• _PROBLEM DESCRIPTION_: Set down all of the entries word for word, omitting the images they contain.

-------- MATERIAL TO PROCESS

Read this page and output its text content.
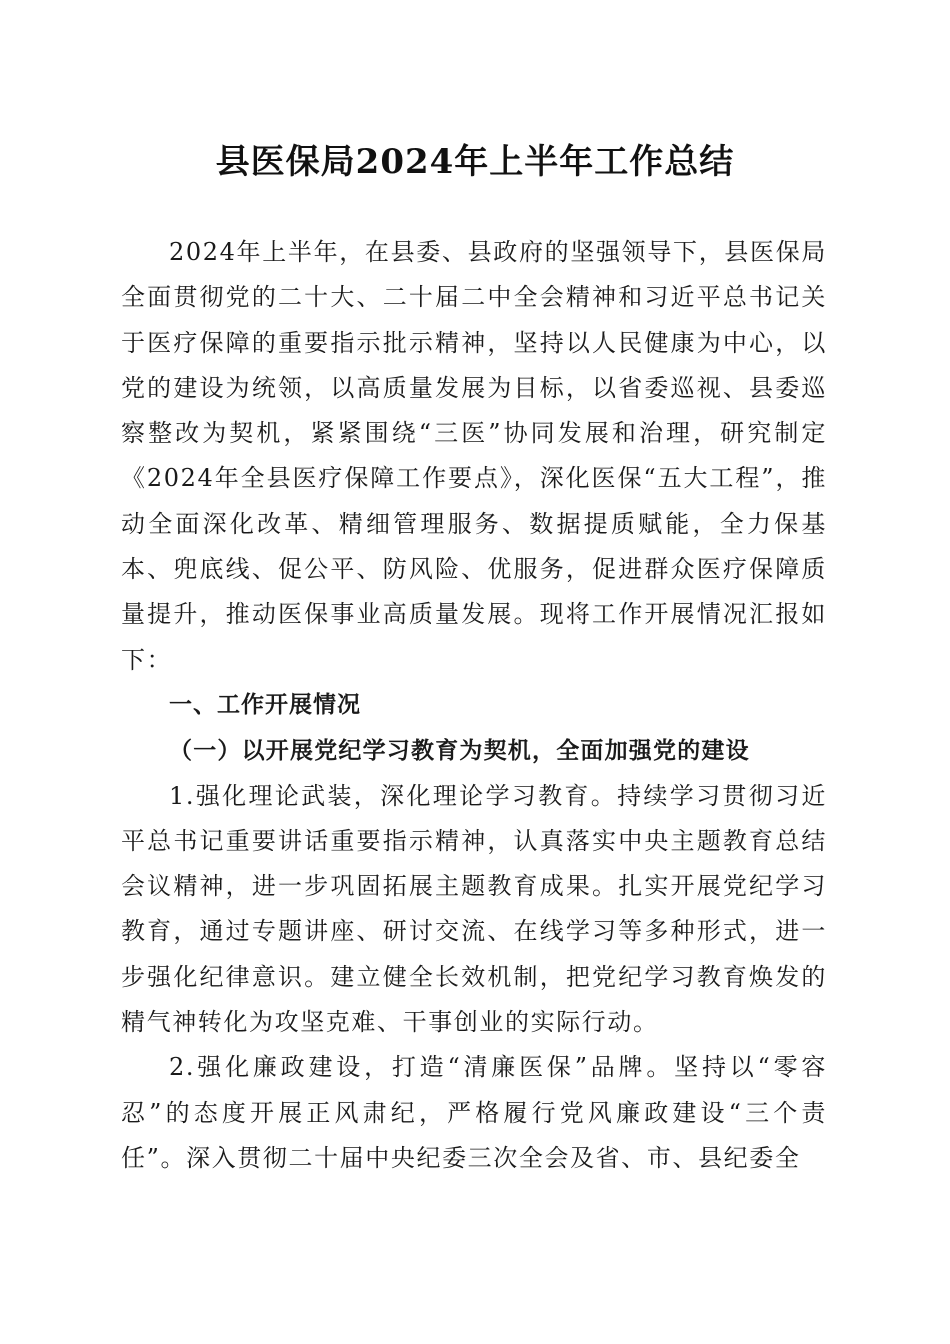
县医保局2024年上半年工作总结

2024年上半年，在县委、县政府的坚强领导下，县医保局全面贯彻党的二十大、二十届二中全会精神和习近平总书记关于医疗保障的重要指示批示精神，坚持以人民健康为中心，以党的建设为统领，以高质量发展为目标，以省委巡视、县委巡察整改为契机，紧紧围绕“三医”协同发展和治理，研究制定《2024年全县医疗保障工作要点》，深化医保“五大工程”，推动全面深化改革、精细管理服务、数据提质赋能，全力保基本、兜底线、促公平、防风险、优服务，促进群众医疗保障质量提升，推动医保事业高质量发展。现将工作开展情况汇报如下：

一、工作开展情况

（一）以开展党纪学习教育为契机，全面加强党的建设

1.强化理论武装，深化理论学习教育。持续学习贯彻习近平总书记重要讲话重要指示精神，认真落实中央主题教育总结会议精神，进一步巩固拓展主题教育成果。扎实开展党纪学习教育，通过专题讲座、研讨交流、在线学习等多种形式，进一步强化纪律意识。建立健全长效机制，把党纪学习教育焕发的精气神转化为攻坚克难、干事创业的实际行动。

2.强化廉政建设，打造“清廉医保”品牌。坚持以“零容忍”的态度开展正风肃纪，严格履行党风廉政建设“三个责任”。深入贯彻二十届中央纪委三次全会及省、市、县纪委全
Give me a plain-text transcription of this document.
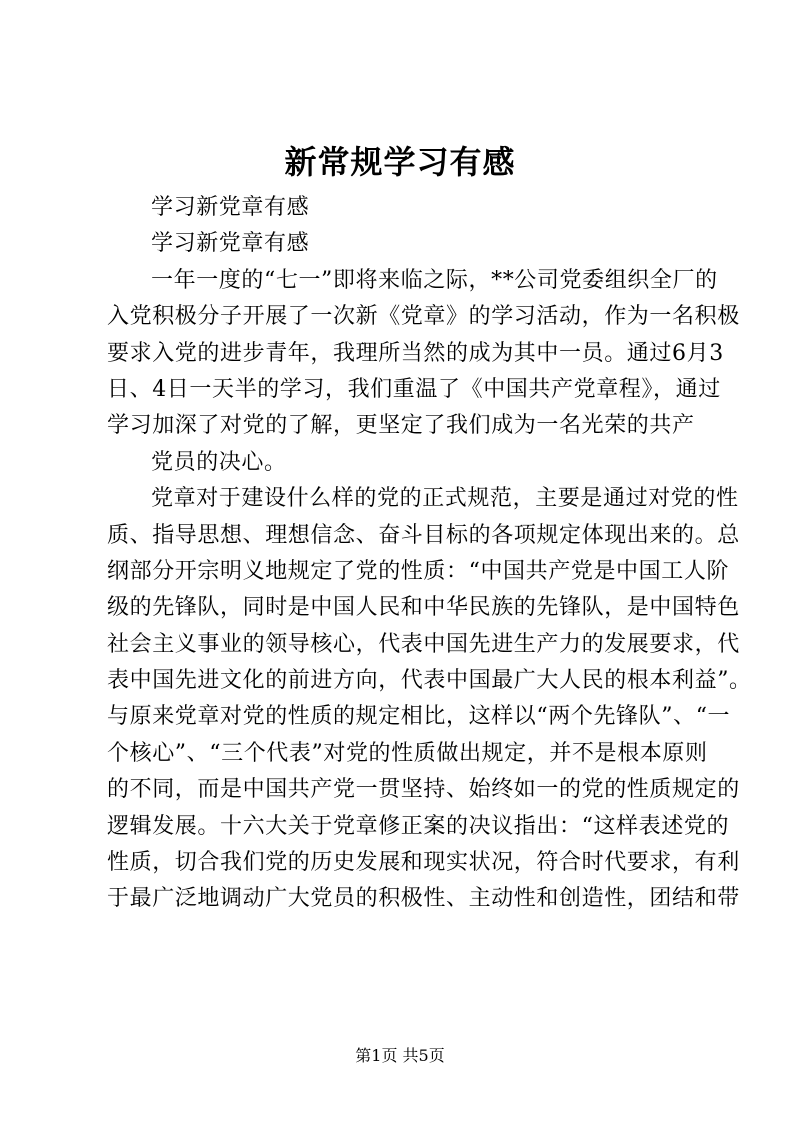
新常规学习有感
学习新党章有感
学习新党章有感
一年一度的“七一”即将来临之际，**公司党委组织全厂的
入党积极分子开展了一次新《党章》的学习活动，作为一名积极
要求入党的进步青年，我理所当然的成为其中一员。通过6月3
日、4日一天半的学习，我们重温了《中国共产党章程》，通过
学习加深了对党的了解，更坚定了我们成为一名光荣的共产
党员的决心。
党章对于建设什么样的党的正式规范，主要是通过对党的性
质、指导思想、理想信念、奋斗目标的各项规定体现出来的。总
纲部分开宗明义地规定了党的性质：“中国共产党是中国工人阶
级的先锋队，同时是中国人民和中华民族的先锋队，是中国特色
社会主义事业的领导核心，代表中国先进生产力的发展要求，代
表中国先进文化的前进方向，代表中国最广大人民的根本利益”。
与原来党章对党的性质的规定相比，这样以“两个先锋队”、“一
个核心”、“三个代表”对党的性质做出规定，并不是根本原则
的不同，而是中国共产党一贯坚持、始终如一的党的性质规定的
逻辑发展。十六大关于党章修正案的决议指出：“这样表述党的
性质，切合我们党的历史发展和现实状况，符合时代要求，有利
于最广泛地调动广大党员的积极性、主动性和创造性，团结和带
第1页 共5页
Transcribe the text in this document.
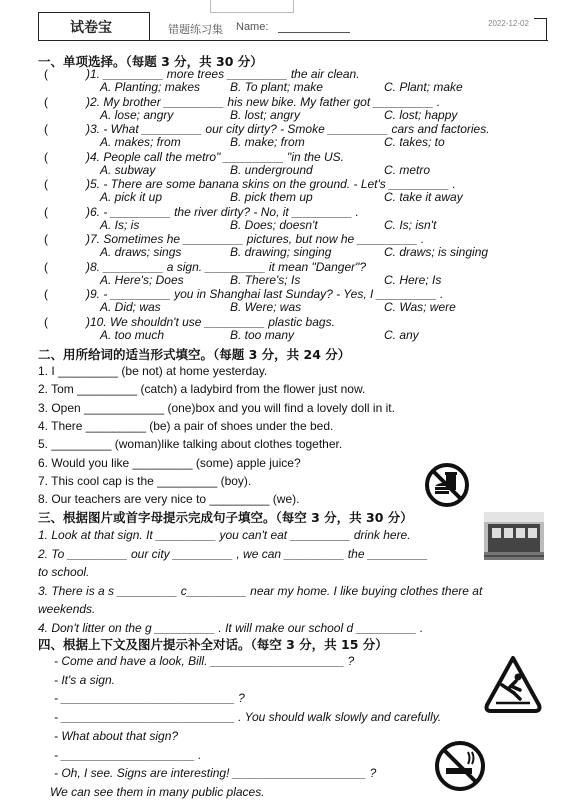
试卷宝	错题练习集 Name:	2022-12-02
一、单项选择。（每题 3 分，共 30 分）
(	)1. _________ more trees _________ the air clean.
A. Planting; makes B. To plant; make	C. Plant; make
(	)2. My brother _________ his new bike. My father got _________ .
A. lose; angry	B. lost; angry	C. lost; happy
(	)3. - What _________ our city dirty? - Smoke _________ cars and factories.
A. makes; from	B. make; from	C. takes; to
(	)4. People call the metro" _________ "in the US.
A. subway	B. underground	C. metro
(	)5. - There are some banana skins on the ground. - Let's _________ .
A. pick it up	B. pick them up	C. take it away
(	)6. - _________ the river dirty? - No, it _________ .
A. Is; is	B. Does; doesn't	C. Is; isn't
(	)7. Sometimes he _________ pictures, but now he _________ .
A. draws; sings	B. drawing; singing	C. draws; is singing
(	)8. _________ a sign. _________ it mean "Danger"?
A. Here's; Does	B. There's; Is	C. Here; Is
(	)9. - _________ you in Shanghai last Sunday? - Yes, I _________ .
A. Did; was	B. Were; was	C. Was; were
(	)10. We shouldn't use _________ plastic bags.
A. too much	B. too many	C. any
二、用所给词的适当形式填空。（每题 3 分，共 24 分）
1. I _________ (be not) at home yesterday.
2. Tom _________ (catch) a ladybird from the flower just now.
3. Open ____________ (one)box and you will find a lovely doll in it.
4. There _________ (be) a pair of shoes under the bed.
5. _________ (woman)like talking about clothes together.
6. Would you like _________ (some) apple juice?
7. This cool cap is the _________ (boy).
8. Our teachers are very nice to _________ (we).
三、根据图片或首字母提示完成句子填空。（每空 3 分，共 30 分）
1. Look at that sign. It _________ you can't eat _________ drink here.
2. To _________ our city _________ , we can _________ the _________
to school.
3. There is a s _________ c_________ near my home. I like buying clothes there at
weekends.
4. Don't litter on the g _________ . It will make our school d _________ .
四、根据上下文及图片提示补全对话。（每空 3 分，共 15 分）
- Come and have a look, Bill. ____________________ ?
- It's a sign.
- __________________________ ?
- __________________________ . You should walk slowly and carefully.
- What about that sign?
- ____________________ .
- Oh, I see. Signs are interesting! ____________________ ?
We can see them in many public places.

----------------

• _OUTPUT FOR THIS EXERCISE_:
Read this page and output its text content.
县医保局2024年上半年工作总结

2024年上半年，在县委、县政府的坚强领导下，县医保局全面贯彻党的二十大、二十届二中全会精神和习近平总书记关于医疗保障的重要指示批示精神，坚持以人民健康为中心，以党的建设为统领，以高质量发展为目标，以省委巡视、县委巡察整改为契机，紧紧围绕“三医”协同发展和治理，研究制定《2024年全县医疗保障工作要点》，深化医保“五大工程”，推动全面深化改革、精细管理服务、数据提质赋能，全力保基本、兜底线、促公平、防风险、优服务，促进群众医疗保障质量提升，推动医保事业高质量发展。现将工作开展情况汇报如下：

一、工作开展情况

（一）以开展党纪学习教育为契机，全面加强党的建设

1.强化理论武装，深化理论学习教育。持续学习贯彻习近平总书记重要讲话重要指示精神，认真落实中央主题教育总结会议精神，进一步巩固拓展主题教育成果。扎实开展党纪学习教育，通过专题讲座、研讨交流、在线学习等多种形式，进一步强化纪律意识。建立健全长效机制，把党纪学习教育焕发的精气神转化为攻坚克难、干事创业的实际行动。

2.强化廉政建设，打造“清廉医保”品牌。坚持以“零容忍”的态度开展正风肃纪，严格履行党风廉政建设“三个责任”。深入贯彻二十届中央纪委三次全会及省、市、县纪委全
Give me a plain-text transcription of this document.
新常规学习有感
学习新党章有感
学习新党章有感
一年一度的“七一”即将来临之际，**公司党委组织全厂的
入党积极分子开展了一次新《党章》的学习活动，作为一名积极
要求入党的进步青年，我理所当然的成为其中一员。通过6月3
日、4日一天半的学习，我们重温了《中国共产党章程》，通过
学习加深了对党的了解，更坚定了我们成为一名光荣的共产
党员的决心。
党章对于建设什么样的党的正式规范，主要是通过对党的性
质、指导思想、理想信念、奋斗目标的各项规定体现出来的。总
纲部分开宗明义地规定了党的性质：“中国共产党是中国工人阶
级的先锋队，同时是中国人民和中华民族的先锋队，是中国特色
社会主义事业的领导核心，代表中国先进生产力的发展要求，代
表中国先进文化的前进方向，代表中国最广大人民的根本利益”。
与原来党章对党的性质的规定相比，这样以“两个先锋队”、“一
个核心”、“三个代表”对党的性质做出规定，并不是根本原则
的不同，而是中国共产党一贯坚持、始终如一的党的性质规定的
逻辑发展。十六大关于党章修正案的决议指出：“这样表述党的
性质，切合我们党的历史发展和现实状况，符合时代要求，有利
于最广泛地调动广大党员的积极性、主动性和创造性，团结和带
第1页 共5页
Transcribe the text in this document.
试卷宝	错题练习集 Name:	2022-12-02
一、单项选择。（每题 3 分，共 30 分）
(	)1. _________ more trees _________ the air clean.
A. Planting; makes B. To plant; make	C. Plant; make
(	)2. My brother _________ his new bike. My father got _________ .
A. lose; angry	B. lost; angry	C. lost; happy
(	)3. - What _________ our city dirty? - Smoke _________ cars and factories.
A. makes; from	B. make; from	C. takes; to
(	)4. People call the metro" _________ "in the US.
A. subway	B. underground	C. metro
(	)5. - There are some banana skins on the ground. - Let's _________ .
A. pick it up	B. pick them up	C. take it away
(	)6. - _________ the river dirty? - No, it _________ .
A. Is; is	B. Does; doesn't	C. Is; isn't
(	)7. Sometimes he _________ pictures, but now he _________ .
A. draws; sings	B. drawing; singing	C. draws; is singing
(	)8. _________ a sign. _________ it mean "Danger"?
A. Here's; Does	B. There's; Is	C. Here; Is
(	)9. - _________ you in Shanghai last Sunday? - Yes, I _________ .
A. Did; was	B. Were; was	C. Was; were
(	)10. We shouldn't use _________ plastic bags.
A. too much	B. too many	C. any
二、用所给词的适当形式填空。（每题 3 分，共 24 分）
1. I _________ (be not) at home yesterday.
2. Tom _________ (catch) a ladybird from the flower just now.
3. Open ____________ (one)box and you will find a lovely doll in it.
4. There _________ (be) a pair of shoes under the bed.
5. _________ (woman)like talking about clothes together.
6. Would you like _________ (some) apple juice?
7. This cool cap is the _________ (boy).
8. Our teachers are very nice to _________ (we).
三、根据图片或首字母提示完成句子填空。（每空 3 分，共 30 分）
1. Look at that sign. It _________ you can't eat _________ drink here.
2. To _________ our city _________ , we can _________ the _________
to school.
3. There is a s _________ c_________ near my home. I like buying clothes there at
weekends.
4. Don't litter on the g _________ . It will make our school d _________ .
四、根据上下文及图片提示补全对话。（每空 3 分，共 15 分）
- Come and have a look, Bill. ____________________ ?
- It's a sign.
- __________________________ ?
- __________________________ . You should walk slowly and carefully.
- What about that sign?
- ____________________ .
- Oh, I see. Signs are interesting! ____________________ ?
We can see them in many public places.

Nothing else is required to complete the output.